# Description of the task
Extract the records in full, leaving every picture out.

# Task inputs
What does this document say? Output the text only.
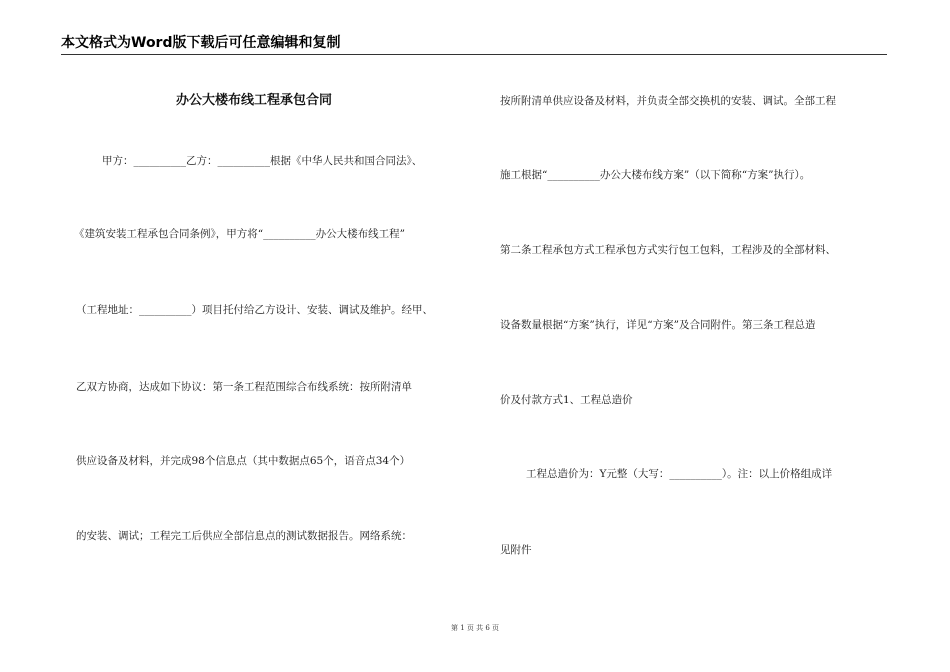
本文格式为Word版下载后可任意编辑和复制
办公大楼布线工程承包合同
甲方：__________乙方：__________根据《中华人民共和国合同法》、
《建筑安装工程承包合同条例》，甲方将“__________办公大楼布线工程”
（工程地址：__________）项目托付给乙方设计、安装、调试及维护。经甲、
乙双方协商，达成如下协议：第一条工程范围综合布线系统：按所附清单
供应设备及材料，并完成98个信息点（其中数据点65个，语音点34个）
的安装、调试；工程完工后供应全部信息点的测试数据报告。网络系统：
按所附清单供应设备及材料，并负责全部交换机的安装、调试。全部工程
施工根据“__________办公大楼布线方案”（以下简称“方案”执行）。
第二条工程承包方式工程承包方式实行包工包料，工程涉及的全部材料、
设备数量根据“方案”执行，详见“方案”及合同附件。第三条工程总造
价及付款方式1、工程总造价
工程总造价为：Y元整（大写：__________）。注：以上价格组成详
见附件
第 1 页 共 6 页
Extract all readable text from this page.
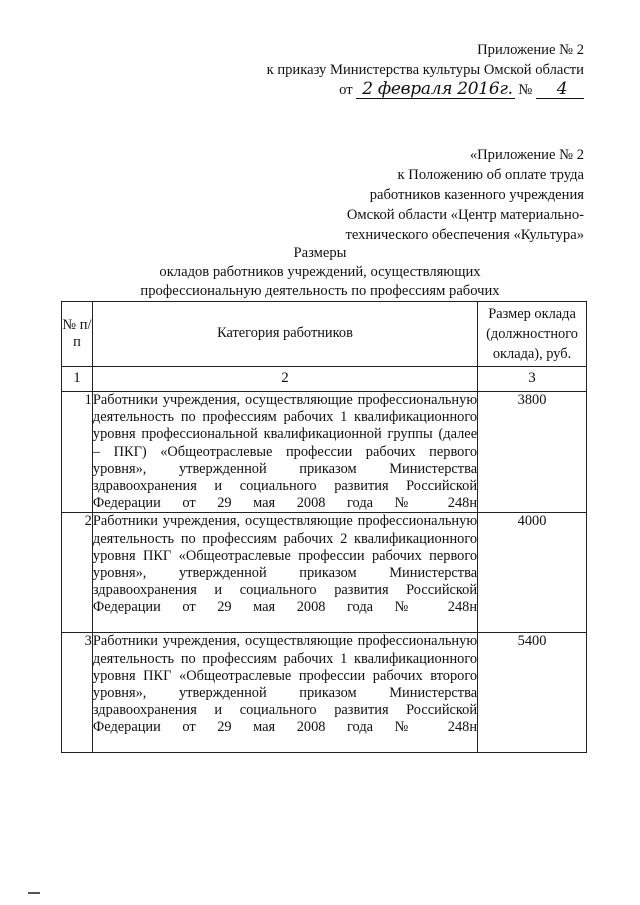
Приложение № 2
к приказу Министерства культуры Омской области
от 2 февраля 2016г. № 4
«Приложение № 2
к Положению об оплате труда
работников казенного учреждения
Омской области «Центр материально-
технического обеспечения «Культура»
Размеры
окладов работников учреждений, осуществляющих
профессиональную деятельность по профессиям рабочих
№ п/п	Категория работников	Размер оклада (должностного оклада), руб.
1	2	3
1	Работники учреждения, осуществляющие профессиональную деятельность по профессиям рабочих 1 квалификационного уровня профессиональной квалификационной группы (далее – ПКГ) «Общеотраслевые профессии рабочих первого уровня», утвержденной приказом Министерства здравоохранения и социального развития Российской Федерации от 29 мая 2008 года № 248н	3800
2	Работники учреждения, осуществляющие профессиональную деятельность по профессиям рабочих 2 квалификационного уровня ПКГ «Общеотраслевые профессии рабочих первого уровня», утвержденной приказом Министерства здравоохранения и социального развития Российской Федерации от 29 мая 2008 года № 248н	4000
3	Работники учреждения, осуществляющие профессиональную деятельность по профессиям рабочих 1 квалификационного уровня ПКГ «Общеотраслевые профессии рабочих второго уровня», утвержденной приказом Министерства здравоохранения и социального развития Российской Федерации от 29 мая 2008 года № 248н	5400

# Output of the task
What does this document say? Output the text only.
本文格式为Word版下载后可任意编辑和复制
办公大楼布线工程承包合同
甲方：__________乙方：__________根据《中华人民共和国合同法》、
《建筑安装工程承包合同条例》，甲方将“__________办公大楼布线工程”
（工程地址：__________）项目托付给乙方设计、安装、调试及维护。经甲、
乙双方协商，达成如下协议：第一条工程范围综合布线系统：按所附清单
供应设备及材料，并完成98个信息点（其中数据点65个，语音点34个）
的安装、调试；工程完工后供应全部信息点的测试数据报告。网络系统：
按所附清单供应设备及材料，并负责全部交换机的安装、调试。全部工程
施工根据“__________办公大楼布线方案”（以下简称“方案”执行）。
第二条工程承包方式工程承包方式实行包工包料，工程涉及的全部材料、
设备数量根据“方案”执行，详见“方案”及合同附件。第三条工程总造
价及付款方式1、工程总造价
工程总造价为：Y元整（大写：__________）。注：以上价格组成详
见附件
第 1 页 共 6 页
Extract all readable text from this page.
Приложение № 2
к приказу Министерства культуры Омской области
от 2 февраля 2016г. № 4
«Приложение № 2
к Положению об оплате труда
работников казенного учреждения
Омской области «Центр материально-
технического обеспечения «Культура»
Размеры
окладов работников учреждений, осуществляющих
профессиональную деятельность по профессиям рабочих
№ п/п	Категория работников	Размер оклада (должностного оклада), руб.
1	2	3
1	Работники учреждения, осуществляющие профессиональную деятельность по профессиям рабочих 1 квалификационного уровня профессиональной квалификационной группы (далее – ПКГ) «Общеотраслевые профессии рабочих первого уровня», утвержденной приказом Министерства здравоохранения и социального развития Российской Федерации от 29 мая 2008 года № 248н	3800
2	Работники учреждения, осуществляющие профессиональную деятельность по профессиям рабочих 2 квалификационного уровня ПКГ «Общеотраслевые профессии рабочих первого уровня», утвержденной приказом Министерства здравоохранения и социального развития Российской Федерации от 29 мая 2008 года № 248н	4000
3	Работники учреждения, осуществляющие профессиональную деятельность по профессиям рабочих 1 квалификационного уровня ПКГ «Общеотраслевые профессии рабочих второго уровня», утвержденной приказом Министерства здравоохранения и социального развития Российской Федерации от 29 мая 2008 года № 248н	5400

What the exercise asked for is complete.